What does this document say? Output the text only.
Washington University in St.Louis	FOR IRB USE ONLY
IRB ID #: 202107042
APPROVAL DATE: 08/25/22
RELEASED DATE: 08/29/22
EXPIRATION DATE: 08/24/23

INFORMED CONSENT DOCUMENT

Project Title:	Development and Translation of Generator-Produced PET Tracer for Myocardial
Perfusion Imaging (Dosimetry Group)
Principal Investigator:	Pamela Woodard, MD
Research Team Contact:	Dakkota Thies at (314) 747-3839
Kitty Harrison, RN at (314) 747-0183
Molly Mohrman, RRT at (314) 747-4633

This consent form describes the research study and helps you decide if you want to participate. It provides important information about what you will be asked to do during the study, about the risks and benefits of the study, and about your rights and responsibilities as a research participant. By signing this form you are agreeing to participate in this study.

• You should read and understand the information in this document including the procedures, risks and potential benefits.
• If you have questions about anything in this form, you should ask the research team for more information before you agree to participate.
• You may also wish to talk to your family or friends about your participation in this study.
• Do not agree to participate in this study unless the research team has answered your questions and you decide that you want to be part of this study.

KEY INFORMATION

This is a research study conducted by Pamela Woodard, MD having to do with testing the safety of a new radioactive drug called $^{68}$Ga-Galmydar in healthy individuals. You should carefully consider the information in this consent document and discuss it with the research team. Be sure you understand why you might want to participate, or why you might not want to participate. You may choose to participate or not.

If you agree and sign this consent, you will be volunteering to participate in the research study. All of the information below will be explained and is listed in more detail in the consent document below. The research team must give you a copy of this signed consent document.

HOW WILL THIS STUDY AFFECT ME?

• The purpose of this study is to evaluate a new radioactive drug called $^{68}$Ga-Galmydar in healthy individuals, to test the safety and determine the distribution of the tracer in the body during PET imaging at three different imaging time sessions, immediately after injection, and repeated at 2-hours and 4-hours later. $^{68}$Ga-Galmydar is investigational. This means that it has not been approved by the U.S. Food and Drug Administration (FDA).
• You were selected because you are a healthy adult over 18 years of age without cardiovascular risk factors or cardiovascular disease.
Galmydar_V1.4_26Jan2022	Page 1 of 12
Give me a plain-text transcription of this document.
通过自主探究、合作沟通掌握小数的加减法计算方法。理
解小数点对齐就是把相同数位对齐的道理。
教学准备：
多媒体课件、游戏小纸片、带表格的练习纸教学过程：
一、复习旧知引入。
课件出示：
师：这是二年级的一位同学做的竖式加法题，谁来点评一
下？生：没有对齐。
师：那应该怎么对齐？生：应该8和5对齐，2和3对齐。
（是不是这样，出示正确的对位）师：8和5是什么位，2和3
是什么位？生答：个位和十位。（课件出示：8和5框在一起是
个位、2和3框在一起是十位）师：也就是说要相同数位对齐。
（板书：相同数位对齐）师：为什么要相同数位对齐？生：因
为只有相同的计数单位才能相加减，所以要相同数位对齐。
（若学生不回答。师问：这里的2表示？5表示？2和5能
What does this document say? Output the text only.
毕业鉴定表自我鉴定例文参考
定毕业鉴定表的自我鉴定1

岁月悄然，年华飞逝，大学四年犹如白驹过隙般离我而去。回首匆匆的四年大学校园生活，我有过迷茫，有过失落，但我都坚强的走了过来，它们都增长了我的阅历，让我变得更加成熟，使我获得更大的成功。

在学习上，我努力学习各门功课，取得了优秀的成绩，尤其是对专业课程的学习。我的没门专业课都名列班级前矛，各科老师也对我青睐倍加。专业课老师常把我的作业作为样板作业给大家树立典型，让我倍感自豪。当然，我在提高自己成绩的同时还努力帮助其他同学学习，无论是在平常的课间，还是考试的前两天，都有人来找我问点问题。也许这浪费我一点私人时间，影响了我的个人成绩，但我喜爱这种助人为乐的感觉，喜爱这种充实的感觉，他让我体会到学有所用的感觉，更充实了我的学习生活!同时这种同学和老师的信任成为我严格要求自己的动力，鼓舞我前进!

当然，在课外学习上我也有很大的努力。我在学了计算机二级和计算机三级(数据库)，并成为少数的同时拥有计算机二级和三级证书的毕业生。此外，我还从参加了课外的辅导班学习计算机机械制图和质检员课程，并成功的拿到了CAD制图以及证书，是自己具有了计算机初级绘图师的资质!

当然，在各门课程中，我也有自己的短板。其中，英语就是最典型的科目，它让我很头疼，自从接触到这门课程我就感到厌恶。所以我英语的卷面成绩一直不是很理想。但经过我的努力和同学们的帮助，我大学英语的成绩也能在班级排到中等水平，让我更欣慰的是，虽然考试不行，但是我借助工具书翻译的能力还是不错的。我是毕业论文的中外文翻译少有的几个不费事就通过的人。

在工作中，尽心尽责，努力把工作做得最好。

◆ PROBLEM DESCRIPTION: Show every line from the listing above in which the string "called" appears.

◆ WRITTEN ANSWER:
This is a research study conducted by Pamela Woodard, MD having to do with testing the safety of a new radioactive drug called $^{68}$Ga-Galmydar in healthy individuals. You should carefully consider the information in this consent document and discuss it with the research team. Be sure you understand why you might want to participate, or why you might not want to participate. You may choose to participate or not.
• The purpose of this study is to evaluate a new radioactive drug called $^{68}$Ga-Galmydar in healthy individuals, to test the safety and determine the distribution of the tracer in the body during PET imaging at three different imaging time sessions, immediately after injection, and repeated at 2-hours and 4-hours later. $^{68}$Ga-Galmydar is investigational. This means that it has not been approved by the U.S. Food and Drug Administration (FDA).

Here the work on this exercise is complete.